Excerpted passage

<<<<

- Date: 25–31 July
- Edition: 16th
- Category: International Series
- Draw: 32S / 16D
- Prize money: $375,000
- Surface: Clay / outdoor
- Location: Umag, Croatia

Champions

Singles
- Guillermo Coria

Doubles
- Jiří Novák / Petr Pála
| Croatia Open |

= 2005 Croatia Open Umag =

Croatian men's tennis tournament

The 2005 Croatia Open Umag was a men's tennis tournament played on outdoor clay courts. It was the 16th edition of the Croatia Open Umag, and was part of the International Series of the 2005 ATP Tour. It took place at the International Tennis Center in Umag, Croatia, from 25 July through 31 July 2005. Second-seeded Guillermo Coria won the singles title.

>>>>

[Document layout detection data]
<<<<

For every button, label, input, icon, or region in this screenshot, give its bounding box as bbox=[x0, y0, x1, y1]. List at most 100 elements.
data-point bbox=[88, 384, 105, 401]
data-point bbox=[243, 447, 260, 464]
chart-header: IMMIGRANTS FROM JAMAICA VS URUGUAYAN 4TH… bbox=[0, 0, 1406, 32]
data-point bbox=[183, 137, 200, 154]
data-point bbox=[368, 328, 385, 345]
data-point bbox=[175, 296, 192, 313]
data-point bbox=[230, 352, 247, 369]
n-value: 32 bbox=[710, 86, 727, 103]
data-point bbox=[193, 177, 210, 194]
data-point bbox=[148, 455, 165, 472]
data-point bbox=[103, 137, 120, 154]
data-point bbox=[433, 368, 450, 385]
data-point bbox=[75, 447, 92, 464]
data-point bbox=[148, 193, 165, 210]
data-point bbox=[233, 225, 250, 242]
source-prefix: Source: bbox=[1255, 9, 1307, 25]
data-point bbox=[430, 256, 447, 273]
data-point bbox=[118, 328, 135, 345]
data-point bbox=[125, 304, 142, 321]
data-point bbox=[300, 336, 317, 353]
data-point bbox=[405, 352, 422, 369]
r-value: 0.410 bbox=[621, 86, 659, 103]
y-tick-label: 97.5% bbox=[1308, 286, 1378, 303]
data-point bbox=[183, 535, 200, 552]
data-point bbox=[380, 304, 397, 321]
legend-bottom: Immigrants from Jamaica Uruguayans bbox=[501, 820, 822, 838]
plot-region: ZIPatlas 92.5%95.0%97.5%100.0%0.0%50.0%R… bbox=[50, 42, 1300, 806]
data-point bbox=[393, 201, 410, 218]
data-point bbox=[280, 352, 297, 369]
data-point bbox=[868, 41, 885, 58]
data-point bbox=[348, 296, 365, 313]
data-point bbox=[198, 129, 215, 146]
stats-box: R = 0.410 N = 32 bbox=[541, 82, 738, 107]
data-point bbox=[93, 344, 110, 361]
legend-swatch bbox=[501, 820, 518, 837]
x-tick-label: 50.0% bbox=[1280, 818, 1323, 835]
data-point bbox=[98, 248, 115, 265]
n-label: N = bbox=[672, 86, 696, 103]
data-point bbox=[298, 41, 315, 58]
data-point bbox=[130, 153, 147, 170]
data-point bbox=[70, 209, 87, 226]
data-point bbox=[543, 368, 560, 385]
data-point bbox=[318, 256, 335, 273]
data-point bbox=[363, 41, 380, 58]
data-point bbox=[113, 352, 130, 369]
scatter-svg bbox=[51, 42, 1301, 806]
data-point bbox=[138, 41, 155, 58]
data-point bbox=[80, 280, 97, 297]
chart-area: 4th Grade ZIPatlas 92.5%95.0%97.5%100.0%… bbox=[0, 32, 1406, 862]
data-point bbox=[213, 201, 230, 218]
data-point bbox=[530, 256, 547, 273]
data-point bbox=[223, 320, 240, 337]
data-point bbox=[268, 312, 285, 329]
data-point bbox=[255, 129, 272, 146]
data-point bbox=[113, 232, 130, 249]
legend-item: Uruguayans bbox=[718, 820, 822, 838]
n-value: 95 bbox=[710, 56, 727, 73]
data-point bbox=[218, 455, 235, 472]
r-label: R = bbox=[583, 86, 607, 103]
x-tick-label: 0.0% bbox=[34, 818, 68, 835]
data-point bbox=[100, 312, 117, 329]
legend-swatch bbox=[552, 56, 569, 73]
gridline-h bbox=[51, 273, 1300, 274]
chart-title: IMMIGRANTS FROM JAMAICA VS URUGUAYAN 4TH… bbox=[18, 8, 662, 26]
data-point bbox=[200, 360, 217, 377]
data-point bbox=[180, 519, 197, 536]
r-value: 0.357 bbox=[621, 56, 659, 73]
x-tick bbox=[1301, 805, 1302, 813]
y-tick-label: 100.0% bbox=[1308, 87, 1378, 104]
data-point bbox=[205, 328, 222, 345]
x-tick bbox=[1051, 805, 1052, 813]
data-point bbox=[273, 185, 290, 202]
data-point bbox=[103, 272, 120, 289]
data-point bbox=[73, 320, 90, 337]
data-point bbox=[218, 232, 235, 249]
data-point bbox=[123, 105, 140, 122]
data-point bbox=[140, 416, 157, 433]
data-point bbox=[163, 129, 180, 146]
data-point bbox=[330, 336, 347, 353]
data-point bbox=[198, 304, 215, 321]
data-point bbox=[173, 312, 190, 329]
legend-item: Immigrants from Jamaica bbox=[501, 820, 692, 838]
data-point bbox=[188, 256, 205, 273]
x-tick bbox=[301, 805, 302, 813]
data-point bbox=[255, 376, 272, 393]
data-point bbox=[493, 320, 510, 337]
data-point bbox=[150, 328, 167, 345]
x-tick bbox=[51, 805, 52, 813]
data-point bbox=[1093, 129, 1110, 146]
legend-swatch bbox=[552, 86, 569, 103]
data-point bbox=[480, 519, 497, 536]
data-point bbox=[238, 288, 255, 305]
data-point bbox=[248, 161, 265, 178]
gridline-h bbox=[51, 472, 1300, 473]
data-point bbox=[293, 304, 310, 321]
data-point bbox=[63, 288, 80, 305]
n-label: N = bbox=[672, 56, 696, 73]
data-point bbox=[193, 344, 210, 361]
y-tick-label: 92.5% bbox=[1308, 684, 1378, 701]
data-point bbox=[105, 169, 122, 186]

>>>>

Problem 1
Transcribe the part of the 2005 Croatia Open Umag text that begins at the words "Croatian men's tennis" and ends after "the singles title.".
Problem 2
Go on with the text about the 2005 Croatia Open Umag tennis tournament from the point where it stops.

Exercise result 1
Croatian men's tennis tournament

The 2005 Croatia Open Umag was a men's tennis tournament played on outdoor clay courts. It was the 16th edition of the Croatia Open Umag, and was part of the International Series of the 2005 ATP Tour. It took place at the International Tennis Center in Umag, Croatia, from 25 July through 31 July 2005. Second-seeded Guillermo Coria won the singles title.

Exercise result 2
==Finals==

===Singles===

ARG Guillermo Coria defeated ESP Carlos Moyá 6–2, 4–6, 6–2
- It was Coria's 1st singles title of the year, and the 9th and last of his career.

===Doubles===

CZE Jiří Novák / CZE Petr Pála defeated SVK Michal Mertiňák / CZE David Škoch, 6–3, 6–3
- It was Novák's 1st title of the year and the 17th of his career. It was Pála's 1st title of the year and the 4th of his career.